(Data items)
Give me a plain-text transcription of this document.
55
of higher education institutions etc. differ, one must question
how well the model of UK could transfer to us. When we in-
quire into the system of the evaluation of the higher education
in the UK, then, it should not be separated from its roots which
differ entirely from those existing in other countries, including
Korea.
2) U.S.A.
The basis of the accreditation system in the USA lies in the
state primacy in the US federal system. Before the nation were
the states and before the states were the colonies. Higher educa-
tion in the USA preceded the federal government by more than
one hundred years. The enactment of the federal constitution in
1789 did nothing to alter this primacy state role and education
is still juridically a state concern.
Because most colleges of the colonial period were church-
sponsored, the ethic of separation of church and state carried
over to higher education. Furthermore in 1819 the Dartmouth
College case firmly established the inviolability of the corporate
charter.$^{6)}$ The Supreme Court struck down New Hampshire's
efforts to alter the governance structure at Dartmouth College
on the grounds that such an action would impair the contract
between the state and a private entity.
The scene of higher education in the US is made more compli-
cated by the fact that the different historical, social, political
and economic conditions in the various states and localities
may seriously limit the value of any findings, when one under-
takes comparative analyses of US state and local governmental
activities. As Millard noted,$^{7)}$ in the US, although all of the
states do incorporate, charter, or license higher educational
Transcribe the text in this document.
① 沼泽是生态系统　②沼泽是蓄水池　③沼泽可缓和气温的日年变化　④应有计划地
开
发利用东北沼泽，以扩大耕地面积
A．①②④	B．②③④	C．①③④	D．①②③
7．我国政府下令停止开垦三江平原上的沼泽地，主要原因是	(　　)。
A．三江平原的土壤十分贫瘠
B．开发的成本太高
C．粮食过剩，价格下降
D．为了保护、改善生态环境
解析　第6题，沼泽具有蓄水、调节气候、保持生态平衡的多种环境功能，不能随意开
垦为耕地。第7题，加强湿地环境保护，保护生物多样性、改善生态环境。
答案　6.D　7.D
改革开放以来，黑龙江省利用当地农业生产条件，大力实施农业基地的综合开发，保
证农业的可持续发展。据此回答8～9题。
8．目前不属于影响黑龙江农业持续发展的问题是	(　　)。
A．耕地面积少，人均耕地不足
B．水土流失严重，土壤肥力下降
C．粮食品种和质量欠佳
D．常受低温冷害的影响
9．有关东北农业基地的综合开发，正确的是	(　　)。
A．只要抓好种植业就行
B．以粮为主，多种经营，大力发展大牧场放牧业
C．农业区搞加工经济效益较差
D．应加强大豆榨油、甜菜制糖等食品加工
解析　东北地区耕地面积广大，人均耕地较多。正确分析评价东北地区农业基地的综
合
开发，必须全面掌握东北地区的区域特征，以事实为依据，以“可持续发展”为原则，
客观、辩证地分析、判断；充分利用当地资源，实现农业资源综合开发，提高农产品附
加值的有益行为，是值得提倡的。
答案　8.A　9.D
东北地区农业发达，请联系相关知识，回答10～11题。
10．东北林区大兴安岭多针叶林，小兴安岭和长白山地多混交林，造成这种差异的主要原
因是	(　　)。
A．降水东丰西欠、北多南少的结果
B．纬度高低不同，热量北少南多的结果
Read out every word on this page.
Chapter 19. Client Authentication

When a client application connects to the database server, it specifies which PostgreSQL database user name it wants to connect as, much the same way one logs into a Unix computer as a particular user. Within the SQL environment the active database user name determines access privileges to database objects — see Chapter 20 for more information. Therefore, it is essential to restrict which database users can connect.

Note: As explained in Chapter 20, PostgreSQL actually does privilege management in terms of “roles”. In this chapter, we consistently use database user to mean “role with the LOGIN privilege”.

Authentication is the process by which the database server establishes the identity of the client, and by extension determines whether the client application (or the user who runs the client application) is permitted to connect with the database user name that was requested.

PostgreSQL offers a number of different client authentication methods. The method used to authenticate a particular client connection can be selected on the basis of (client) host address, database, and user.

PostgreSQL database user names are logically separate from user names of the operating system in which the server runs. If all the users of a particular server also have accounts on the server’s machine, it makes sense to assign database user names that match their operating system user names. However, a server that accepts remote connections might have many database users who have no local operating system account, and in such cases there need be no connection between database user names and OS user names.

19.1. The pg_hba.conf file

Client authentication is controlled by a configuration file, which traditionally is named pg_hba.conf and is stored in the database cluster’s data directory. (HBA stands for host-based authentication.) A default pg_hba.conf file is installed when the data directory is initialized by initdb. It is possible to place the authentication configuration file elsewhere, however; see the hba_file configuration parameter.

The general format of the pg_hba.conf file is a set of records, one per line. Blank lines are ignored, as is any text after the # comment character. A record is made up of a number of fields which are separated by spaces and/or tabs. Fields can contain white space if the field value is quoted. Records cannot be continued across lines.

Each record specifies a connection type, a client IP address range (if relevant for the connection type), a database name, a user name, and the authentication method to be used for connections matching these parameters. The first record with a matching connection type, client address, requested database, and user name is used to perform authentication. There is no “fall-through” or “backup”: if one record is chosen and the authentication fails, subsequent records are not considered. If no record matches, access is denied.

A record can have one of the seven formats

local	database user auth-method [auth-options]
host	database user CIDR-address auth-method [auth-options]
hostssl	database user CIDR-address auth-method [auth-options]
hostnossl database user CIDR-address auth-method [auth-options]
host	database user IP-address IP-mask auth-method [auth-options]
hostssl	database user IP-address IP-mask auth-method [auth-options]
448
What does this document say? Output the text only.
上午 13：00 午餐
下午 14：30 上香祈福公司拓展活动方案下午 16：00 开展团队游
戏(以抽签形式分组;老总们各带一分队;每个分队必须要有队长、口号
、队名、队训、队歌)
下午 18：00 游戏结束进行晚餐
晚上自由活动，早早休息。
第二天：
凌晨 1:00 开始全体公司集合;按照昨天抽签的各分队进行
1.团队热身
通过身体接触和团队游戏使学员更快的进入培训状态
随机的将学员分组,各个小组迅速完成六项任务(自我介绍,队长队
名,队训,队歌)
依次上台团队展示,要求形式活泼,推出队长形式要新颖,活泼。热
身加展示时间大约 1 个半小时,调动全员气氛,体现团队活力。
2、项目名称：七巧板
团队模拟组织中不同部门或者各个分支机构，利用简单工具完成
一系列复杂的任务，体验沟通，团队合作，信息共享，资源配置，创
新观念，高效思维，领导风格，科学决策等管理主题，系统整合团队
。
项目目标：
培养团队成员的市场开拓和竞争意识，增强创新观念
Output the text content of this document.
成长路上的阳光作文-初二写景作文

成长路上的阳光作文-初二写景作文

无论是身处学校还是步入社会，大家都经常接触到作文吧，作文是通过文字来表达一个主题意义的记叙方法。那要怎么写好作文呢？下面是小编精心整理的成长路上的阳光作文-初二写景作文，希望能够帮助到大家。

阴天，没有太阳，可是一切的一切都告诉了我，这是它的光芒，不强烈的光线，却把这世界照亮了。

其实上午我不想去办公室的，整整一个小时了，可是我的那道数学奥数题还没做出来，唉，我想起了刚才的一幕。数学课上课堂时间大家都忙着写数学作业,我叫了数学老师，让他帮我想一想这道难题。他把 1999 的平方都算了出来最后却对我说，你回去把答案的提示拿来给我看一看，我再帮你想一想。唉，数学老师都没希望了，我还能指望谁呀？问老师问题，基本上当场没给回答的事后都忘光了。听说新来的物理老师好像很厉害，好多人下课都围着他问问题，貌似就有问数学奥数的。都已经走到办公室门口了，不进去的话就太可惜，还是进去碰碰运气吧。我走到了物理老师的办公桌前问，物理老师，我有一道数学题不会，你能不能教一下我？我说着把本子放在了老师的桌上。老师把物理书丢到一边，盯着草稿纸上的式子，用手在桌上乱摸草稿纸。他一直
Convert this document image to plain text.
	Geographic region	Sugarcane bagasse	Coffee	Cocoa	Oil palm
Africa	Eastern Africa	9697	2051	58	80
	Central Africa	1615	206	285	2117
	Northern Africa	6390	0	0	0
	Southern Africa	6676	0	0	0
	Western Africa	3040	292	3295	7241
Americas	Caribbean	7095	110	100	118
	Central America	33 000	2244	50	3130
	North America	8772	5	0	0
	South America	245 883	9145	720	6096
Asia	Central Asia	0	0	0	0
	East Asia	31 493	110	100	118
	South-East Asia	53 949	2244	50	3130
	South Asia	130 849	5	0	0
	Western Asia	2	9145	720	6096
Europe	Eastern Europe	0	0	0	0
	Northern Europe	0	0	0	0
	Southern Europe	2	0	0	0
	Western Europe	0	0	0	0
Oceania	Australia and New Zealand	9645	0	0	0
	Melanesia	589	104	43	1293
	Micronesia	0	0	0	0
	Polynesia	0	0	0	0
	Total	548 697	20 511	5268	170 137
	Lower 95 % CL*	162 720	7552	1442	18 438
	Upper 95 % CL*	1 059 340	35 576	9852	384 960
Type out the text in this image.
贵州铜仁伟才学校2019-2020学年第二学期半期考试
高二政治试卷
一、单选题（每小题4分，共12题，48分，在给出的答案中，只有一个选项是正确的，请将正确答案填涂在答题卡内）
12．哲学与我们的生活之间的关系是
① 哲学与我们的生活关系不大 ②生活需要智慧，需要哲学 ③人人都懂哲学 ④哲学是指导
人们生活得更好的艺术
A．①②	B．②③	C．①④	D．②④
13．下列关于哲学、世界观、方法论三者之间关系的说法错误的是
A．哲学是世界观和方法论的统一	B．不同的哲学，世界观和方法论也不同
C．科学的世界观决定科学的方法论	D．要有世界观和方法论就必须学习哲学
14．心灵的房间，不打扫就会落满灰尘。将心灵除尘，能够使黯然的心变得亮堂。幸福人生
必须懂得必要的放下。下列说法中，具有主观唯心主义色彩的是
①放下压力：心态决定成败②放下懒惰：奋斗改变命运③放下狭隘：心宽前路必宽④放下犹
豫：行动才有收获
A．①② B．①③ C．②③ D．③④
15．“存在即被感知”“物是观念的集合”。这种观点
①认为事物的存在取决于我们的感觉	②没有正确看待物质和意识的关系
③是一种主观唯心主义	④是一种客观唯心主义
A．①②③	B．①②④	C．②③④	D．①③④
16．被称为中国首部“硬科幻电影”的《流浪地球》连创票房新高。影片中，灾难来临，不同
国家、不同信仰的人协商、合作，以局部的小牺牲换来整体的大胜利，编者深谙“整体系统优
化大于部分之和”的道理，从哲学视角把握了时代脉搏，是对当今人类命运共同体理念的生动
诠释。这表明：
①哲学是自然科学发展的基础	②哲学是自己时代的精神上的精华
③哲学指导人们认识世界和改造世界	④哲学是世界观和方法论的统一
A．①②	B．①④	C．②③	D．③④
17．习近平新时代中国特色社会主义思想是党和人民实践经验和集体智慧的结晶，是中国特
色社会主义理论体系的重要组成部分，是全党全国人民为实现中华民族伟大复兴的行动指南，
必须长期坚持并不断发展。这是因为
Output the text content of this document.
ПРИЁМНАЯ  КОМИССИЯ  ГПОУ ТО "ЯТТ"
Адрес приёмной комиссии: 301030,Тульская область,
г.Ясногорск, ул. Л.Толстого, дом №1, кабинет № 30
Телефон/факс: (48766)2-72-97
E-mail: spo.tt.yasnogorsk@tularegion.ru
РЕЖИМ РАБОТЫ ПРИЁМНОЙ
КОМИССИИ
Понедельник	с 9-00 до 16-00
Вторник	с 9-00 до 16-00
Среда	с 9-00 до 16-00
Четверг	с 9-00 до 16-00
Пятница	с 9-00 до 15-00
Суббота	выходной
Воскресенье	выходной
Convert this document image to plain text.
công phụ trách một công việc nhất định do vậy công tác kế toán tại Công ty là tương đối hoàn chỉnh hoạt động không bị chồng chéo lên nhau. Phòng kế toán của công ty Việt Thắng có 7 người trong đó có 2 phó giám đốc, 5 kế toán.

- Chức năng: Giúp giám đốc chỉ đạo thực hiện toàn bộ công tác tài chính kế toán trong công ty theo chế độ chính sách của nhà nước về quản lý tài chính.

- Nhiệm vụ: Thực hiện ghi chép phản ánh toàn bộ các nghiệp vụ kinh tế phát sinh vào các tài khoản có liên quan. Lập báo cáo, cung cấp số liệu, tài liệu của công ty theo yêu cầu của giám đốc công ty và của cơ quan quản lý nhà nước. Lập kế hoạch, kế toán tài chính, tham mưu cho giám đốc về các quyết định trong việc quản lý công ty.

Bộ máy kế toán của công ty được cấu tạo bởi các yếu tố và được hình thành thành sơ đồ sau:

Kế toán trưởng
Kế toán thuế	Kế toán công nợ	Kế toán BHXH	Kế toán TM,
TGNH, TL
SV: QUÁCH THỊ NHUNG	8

Goal
Say how many lines in the records above hold "Central", and give no other text.

Response to the exercise
3